INSTRUCTIONS FOR THE TASK:
Take every line where the string "content" appears and copy it.

(Figure data in JSON)
#####
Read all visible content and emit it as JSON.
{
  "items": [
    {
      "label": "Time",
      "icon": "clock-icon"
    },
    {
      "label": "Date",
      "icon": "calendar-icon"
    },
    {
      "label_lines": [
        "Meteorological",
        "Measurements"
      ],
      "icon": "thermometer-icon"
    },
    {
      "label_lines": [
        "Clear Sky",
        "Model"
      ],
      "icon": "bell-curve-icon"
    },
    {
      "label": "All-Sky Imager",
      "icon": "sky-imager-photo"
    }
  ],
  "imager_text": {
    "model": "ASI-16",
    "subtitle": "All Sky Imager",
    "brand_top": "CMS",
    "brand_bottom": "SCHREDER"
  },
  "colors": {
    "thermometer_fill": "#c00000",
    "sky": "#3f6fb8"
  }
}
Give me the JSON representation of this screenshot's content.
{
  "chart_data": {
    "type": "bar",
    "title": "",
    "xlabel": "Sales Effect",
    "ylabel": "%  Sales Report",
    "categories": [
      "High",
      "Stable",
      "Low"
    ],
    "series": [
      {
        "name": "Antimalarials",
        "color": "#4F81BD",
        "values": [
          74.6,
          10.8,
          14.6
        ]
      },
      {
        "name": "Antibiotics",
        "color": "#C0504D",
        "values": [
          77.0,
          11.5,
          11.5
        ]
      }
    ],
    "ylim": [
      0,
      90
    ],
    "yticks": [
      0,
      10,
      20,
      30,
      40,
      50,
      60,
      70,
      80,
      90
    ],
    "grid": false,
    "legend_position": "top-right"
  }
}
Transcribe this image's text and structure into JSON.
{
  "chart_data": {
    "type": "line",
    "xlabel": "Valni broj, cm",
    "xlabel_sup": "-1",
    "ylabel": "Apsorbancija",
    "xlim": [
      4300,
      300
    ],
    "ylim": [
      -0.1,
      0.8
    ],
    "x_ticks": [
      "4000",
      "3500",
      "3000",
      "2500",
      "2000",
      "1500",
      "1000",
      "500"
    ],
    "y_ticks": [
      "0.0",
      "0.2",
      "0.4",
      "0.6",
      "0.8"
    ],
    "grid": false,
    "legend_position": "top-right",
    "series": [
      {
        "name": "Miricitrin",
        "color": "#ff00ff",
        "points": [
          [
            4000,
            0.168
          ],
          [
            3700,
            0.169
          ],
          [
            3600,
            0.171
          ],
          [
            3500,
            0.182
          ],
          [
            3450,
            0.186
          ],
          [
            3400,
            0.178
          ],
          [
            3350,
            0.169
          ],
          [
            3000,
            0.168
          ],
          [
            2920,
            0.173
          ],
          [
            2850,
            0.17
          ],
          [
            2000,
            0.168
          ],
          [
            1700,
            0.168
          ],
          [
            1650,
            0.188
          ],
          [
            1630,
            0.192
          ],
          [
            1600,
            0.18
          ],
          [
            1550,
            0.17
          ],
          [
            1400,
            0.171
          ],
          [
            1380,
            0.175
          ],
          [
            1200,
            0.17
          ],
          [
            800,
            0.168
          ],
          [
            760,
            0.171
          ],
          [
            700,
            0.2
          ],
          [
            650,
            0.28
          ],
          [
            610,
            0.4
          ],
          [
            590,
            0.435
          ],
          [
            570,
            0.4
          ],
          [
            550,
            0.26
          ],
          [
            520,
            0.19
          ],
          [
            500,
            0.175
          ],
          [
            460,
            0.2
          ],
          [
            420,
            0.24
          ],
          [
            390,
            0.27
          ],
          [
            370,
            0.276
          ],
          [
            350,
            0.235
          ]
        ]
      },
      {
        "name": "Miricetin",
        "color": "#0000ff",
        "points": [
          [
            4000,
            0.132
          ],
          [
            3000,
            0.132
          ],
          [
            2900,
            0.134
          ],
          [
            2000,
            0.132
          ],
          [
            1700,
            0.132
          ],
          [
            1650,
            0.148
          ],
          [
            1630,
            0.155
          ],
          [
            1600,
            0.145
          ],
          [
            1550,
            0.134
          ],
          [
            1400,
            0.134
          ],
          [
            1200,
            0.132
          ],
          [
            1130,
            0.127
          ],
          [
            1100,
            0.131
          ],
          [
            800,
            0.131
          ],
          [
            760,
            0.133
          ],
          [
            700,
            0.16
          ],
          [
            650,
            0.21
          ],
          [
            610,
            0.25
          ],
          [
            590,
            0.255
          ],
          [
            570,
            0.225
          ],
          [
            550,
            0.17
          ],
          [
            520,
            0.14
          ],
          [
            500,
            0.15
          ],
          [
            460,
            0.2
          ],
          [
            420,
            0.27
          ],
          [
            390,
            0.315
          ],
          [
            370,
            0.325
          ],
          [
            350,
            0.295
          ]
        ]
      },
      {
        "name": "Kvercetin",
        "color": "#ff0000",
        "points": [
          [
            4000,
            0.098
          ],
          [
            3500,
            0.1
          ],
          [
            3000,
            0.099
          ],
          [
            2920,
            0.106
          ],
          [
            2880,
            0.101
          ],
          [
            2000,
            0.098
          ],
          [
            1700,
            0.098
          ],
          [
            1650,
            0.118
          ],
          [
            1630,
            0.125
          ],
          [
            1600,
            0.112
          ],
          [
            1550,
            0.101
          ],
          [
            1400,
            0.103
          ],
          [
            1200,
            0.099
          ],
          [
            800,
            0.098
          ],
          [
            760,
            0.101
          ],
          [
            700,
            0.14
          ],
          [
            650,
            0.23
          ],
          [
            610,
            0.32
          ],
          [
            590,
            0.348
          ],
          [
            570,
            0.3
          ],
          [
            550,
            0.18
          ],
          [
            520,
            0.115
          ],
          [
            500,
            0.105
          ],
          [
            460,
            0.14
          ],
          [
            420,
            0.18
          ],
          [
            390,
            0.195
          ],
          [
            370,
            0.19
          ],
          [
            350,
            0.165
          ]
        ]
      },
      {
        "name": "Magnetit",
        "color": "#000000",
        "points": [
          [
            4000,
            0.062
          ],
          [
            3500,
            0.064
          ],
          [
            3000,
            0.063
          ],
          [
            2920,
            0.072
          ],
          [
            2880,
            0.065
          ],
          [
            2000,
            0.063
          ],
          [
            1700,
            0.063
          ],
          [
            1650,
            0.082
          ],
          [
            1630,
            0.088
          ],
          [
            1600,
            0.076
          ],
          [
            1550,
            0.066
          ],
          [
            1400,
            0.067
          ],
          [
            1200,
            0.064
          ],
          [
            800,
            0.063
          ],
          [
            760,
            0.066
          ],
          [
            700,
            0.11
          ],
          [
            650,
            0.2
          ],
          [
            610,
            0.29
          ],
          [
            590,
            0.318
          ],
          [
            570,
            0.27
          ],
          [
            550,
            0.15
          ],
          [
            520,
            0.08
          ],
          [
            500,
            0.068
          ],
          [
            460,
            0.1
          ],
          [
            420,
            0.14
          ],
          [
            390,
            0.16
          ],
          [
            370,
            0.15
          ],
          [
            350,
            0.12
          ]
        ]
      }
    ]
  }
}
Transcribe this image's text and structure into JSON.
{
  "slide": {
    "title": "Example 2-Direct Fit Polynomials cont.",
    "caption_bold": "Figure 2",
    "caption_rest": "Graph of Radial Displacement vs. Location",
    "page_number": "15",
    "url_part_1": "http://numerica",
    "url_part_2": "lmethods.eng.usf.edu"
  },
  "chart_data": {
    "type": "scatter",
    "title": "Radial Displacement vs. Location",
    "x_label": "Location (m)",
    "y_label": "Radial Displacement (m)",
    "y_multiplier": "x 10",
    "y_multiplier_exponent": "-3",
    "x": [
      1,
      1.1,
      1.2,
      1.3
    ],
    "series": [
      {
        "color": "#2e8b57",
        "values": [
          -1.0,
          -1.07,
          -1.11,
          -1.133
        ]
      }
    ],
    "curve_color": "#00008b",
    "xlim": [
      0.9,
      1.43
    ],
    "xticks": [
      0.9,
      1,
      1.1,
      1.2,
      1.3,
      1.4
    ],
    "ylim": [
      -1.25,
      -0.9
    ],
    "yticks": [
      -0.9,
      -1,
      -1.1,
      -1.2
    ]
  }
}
#####
SOLUTION TO THIS EXERCISE:
Read all visible content and emit it as JSON.
Give me the JSON representation of this screenshot's content.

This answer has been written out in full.